• TASK DIRECTIONS
Take every line from the material that has the word "Kansas" in it.

• Chart and figure data
++++

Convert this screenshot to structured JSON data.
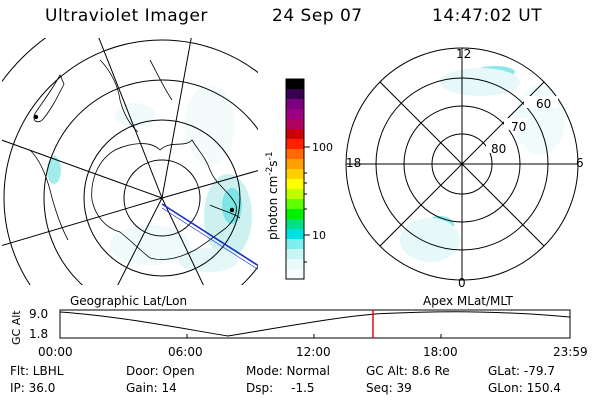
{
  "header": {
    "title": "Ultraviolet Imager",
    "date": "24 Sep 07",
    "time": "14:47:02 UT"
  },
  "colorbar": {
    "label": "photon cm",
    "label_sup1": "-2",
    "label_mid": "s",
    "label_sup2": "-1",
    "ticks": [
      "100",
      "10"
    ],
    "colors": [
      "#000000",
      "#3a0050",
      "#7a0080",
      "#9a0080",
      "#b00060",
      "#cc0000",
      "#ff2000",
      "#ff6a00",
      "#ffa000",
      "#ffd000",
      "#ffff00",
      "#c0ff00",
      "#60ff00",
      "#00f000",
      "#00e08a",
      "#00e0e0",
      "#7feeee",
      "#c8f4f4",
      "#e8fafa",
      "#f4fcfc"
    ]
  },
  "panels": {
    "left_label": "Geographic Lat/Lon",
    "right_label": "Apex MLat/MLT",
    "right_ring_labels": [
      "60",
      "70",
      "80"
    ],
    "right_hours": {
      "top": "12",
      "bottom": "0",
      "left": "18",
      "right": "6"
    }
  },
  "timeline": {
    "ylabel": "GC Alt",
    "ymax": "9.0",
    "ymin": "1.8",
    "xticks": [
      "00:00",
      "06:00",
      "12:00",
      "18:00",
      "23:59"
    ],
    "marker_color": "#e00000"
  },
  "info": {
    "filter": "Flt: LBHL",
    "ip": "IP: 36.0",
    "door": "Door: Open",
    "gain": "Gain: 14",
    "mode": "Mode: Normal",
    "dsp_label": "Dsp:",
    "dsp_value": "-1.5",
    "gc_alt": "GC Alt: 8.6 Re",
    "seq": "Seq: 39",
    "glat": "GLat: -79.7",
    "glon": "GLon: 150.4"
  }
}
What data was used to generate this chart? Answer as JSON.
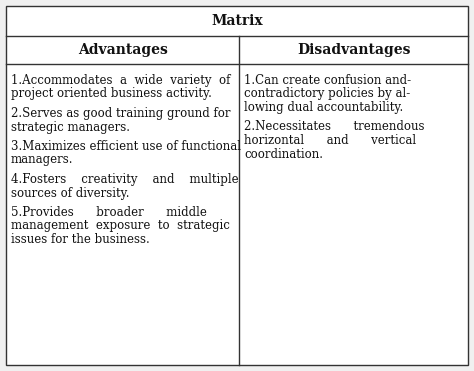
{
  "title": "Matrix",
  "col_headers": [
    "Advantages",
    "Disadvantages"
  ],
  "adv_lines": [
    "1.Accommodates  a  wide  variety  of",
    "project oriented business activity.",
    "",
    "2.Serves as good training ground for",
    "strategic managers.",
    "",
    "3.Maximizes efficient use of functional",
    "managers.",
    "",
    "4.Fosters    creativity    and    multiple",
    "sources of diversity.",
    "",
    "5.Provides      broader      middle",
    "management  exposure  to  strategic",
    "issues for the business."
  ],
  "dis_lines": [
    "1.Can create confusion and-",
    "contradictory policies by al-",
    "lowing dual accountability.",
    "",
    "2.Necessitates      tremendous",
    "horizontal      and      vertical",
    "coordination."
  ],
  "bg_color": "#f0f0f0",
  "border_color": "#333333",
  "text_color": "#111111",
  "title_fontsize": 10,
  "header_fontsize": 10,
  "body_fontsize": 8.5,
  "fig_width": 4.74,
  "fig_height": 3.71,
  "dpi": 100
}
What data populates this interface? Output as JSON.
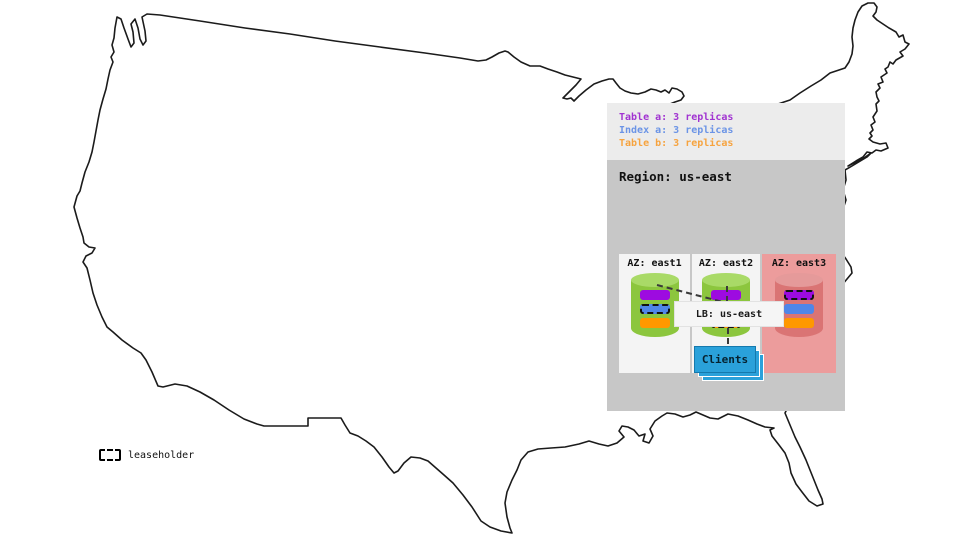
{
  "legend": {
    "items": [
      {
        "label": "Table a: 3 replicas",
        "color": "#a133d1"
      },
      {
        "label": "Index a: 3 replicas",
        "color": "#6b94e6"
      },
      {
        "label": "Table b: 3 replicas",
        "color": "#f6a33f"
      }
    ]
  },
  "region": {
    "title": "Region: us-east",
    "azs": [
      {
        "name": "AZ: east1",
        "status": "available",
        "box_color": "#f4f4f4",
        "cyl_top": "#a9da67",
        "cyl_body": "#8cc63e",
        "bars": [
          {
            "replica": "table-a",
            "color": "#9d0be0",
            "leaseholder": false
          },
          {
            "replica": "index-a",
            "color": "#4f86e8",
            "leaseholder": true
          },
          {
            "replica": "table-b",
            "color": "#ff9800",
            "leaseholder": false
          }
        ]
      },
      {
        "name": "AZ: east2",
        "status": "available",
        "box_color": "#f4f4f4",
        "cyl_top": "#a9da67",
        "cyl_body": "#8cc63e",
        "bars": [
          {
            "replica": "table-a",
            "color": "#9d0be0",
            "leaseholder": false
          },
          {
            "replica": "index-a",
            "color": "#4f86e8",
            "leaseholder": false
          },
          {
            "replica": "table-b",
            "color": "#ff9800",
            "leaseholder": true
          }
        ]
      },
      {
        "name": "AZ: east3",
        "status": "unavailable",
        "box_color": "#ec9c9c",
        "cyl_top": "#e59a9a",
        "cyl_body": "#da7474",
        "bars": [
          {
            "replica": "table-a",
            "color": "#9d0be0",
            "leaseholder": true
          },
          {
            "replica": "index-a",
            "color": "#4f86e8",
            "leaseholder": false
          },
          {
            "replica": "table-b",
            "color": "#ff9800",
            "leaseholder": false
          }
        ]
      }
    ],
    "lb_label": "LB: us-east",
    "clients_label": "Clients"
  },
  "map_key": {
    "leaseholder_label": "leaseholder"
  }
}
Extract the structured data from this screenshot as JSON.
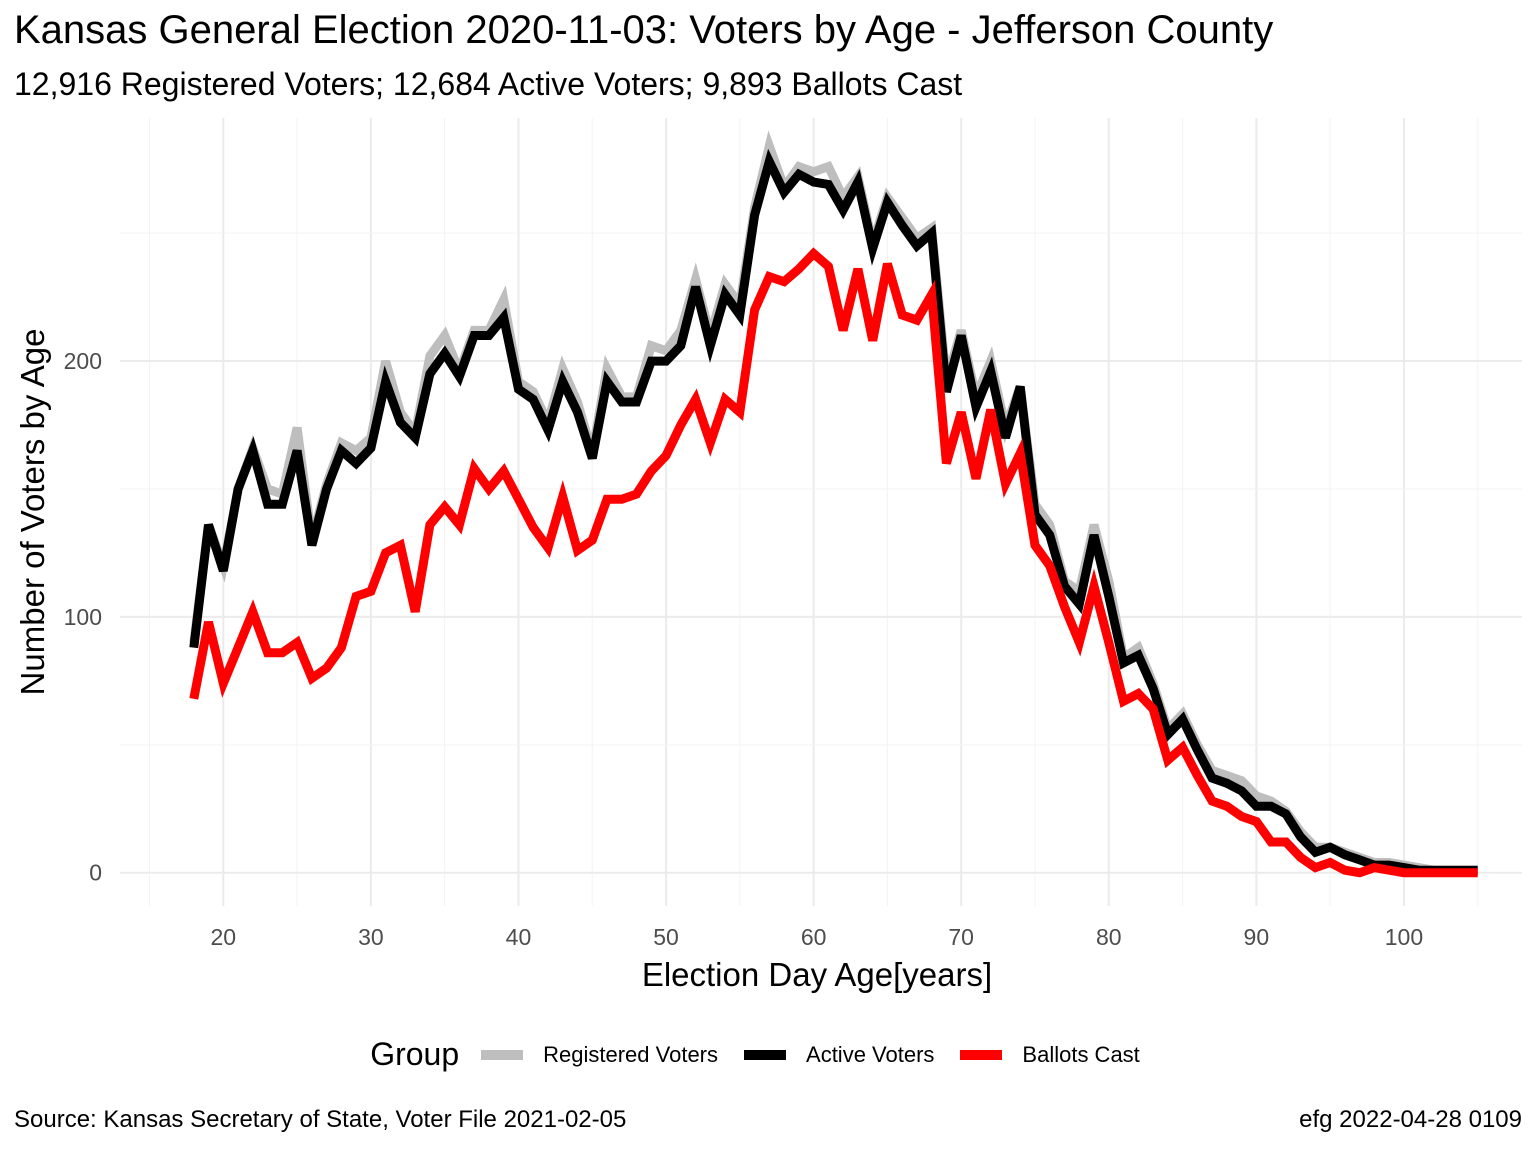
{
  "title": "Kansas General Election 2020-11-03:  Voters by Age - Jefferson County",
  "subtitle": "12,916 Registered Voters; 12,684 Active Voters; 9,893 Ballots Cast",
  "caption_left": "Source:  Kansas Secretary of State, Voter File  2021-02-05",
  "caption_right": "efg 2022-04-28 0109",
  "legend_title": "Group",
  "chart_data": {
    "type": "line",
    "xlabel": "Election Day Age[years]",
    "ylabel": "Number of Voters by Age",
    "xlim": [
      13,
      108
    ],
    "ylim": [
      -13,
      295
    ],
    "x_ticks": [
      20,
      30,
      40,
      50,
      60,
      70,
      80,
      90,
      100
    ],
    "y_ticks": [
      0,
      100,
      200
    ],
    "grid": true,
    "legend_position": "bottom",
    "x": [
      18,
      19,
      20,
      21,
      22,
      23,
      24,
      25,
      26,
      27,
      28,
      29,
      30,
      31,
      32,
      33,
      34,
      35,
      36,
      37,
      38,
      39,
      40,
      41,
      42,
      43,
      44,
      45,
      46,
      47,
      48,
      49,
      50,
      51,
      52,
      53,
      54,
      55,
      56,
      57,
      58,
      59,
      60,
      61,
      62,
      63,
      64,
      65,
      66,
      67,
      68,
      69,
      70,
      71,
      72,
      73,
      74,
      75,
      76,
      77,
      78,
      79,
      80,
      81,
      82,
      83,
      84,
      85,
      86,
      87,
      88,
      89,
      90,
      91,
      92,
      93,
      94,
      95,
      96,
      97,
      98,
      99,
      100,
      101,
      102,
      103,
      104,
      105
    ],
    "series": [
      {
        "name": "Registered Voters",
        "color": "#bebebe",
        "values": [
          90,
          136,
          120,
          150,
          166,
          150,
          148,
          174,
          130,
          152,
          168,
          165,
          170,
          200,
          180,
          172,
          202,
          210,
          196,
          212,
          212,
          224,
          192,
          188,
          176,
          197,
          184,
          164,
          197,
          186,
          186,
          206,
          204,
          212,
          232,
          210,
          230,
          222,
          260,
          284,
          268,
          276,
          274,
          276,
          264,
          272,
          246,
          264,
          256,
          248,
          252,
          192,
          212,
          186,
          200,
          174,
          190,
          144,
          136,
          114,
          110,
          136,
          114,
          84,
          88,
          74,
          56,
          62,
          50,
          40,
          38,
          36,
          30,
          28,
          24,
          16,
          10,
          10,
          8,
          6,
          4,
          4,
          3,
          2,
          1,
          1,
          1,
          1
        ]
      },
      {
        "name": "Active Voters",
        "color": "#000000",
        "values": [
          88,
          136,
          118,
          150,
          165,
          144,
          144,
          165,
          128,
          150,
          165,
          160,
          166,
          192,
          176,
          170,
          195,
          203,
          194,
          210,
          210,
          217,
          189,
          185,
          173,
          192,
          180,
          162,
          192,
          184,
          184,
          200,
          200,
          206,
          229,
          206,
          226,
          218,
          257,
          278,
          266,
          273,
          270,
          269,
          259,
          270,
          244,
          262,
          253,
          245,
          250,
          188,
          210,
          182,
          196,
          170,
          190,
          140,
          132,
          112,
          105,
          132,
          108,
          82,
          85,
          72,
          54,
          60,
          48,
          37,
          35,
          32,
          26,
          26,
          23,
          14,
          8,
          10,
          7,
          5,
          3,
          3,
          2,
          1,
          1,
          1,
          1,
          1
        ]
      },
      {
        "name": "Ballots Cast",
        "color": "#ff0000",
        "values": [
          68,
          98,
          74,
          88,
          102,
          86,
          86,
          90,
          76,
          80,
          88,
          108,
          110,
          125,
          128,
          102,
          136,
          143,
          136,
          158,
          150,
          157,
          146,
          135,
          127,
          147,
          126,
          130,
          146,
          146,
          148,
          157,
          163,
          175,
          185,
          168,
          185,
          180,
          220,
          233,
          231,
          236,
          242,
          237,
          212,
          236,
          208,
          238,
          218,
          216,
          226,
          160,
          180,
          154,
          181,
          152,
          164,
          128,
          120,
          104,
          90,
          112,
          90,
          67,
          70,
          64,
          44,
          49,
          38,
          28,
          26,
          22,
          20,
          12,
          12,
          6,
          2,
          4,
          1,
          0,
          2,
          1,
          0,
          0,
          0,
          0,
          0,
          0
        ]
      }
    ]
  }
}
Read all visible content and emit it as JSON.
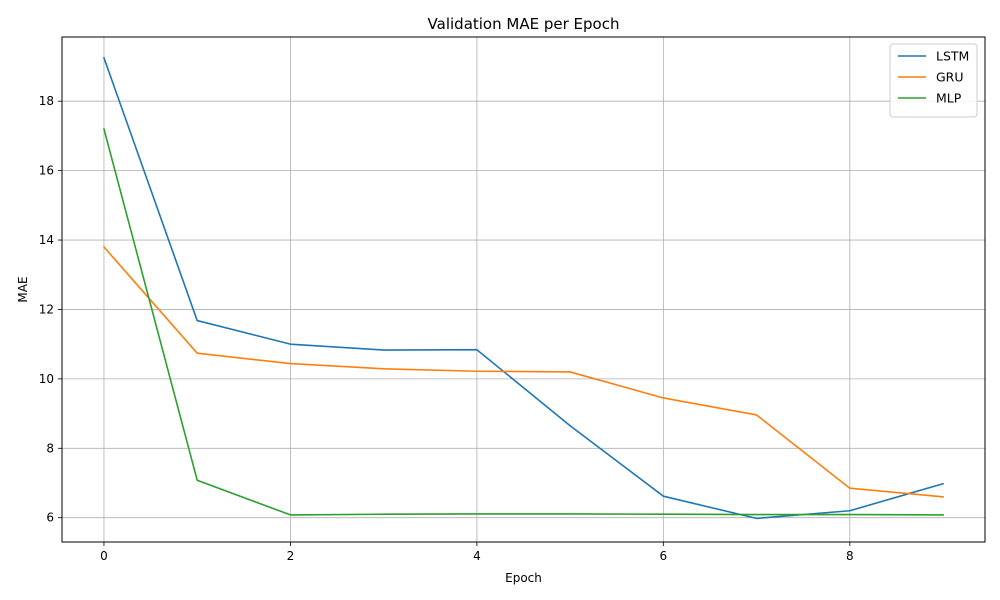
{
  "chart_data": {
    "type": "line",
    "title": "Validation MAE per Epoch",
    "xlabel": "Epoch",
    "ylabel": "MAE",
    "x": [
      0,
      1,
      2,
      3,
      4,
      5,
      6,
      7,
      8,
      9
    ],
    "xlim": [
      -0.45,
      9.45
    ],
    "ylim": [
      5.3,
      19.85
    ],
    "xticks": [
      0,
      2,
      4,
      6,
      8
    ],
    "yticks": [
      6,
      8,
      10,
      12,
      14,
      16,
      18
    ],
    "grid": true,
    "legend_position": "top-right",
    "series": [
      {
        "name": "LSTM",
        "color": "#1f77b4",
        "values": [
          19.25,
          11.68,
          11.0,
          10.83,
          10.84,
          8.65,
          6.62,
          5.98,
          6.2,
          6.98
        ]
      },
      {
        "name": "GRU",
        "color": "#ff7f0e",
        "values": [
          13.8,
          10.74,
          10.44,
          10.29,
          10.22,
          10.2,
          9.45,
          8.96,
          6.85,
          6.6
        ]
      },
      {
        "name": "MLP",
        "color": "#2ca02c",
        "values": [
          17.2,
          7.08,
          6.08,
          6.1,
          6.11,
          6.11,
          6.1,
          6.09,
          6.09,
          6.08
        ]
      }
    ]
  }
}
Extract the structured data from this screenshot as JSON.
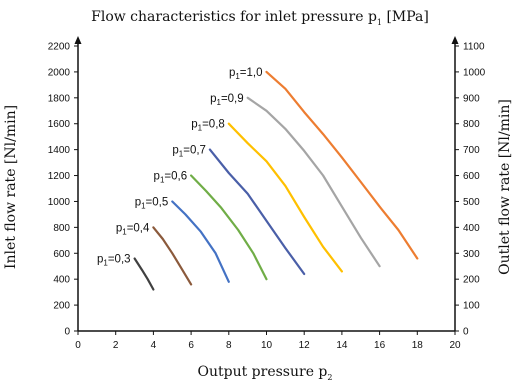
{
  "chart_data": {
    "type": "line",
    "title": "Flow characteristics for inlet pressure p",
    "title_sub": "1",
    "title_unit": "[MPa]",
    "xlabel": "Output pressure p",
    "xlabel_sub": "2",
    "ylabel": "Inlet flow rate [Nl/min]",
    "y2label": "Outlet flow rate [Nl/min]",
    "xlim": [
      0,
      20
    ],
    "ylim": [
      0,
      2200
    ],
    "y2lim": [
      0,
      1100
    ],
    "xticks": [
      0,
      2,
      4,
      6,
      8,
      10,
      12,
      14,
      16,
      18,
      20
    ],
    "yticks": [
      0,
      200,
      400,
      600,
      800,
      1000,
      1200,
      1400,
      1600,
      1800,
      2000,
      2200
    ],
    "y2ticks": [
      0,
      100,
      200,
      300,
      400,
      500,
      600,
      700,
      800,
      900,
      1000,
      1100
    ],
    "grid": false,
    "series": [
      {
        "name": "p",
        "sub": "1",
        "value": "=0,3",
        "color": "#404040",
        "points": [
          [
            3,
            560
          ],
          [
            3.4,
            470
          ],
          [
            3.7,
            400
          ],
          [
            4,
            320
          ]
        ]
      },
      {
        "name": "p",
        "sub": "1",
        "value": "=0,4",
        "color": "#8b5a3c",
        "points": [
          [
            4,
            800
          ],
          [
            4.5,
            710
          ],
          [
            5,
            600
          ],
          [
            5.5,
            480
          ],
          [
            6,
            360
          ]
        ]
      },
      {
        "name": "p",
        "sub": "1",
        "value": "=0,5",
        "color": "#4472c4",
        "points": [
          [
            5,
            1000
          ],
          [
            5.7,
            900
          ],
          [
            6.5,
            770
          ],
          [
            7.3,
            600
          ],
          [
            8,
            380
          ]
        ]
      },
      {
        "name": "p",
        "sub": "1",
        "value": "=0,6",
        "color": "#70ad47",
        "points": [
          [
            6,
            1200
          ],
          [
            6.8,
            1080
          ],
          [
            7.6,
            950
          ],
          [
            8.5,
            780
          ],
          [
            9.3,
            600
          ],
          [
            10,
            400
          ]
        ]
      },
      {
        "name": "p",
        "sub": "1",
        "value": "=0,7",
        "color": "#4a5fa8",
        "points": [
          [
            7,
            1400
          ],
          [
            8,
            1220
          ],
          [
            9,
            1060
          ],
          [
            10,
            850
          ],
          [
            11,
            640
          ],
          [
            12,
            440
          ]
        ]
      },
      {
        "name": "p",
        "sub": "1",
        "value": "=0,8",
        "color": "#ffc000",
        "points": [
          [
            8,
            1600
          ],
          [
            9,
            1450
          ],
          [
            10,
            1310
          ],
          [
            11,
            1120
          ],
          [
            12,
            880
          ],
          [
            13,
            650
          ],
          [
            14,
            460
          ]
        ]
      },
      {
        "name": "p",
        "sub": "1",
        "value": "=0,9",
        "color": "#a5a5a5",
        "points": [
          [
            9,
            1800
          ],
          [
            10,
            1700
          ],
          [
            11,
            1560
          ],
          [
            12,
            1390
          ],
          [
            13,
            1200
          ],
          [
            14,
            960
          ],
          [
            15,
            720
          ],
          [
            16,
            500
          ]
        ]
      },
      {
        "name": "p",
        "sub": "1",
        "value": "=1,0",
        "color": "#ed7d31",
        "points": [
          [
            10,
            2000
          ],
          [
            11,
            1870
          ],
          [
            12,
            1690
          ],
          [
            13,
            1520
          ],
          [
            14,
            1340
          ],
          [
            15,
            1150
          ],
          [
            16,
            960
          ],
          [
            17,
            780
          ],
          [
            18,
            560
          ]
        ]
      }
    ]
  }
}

++++

• RIGHT ANSWER
  "title": "Kansas General Election 2020-11-03:  Voters by Age - Jefferson County",
  "caption_left": "Source:  Kansas Secretary of State, Voter File  2021-02-05",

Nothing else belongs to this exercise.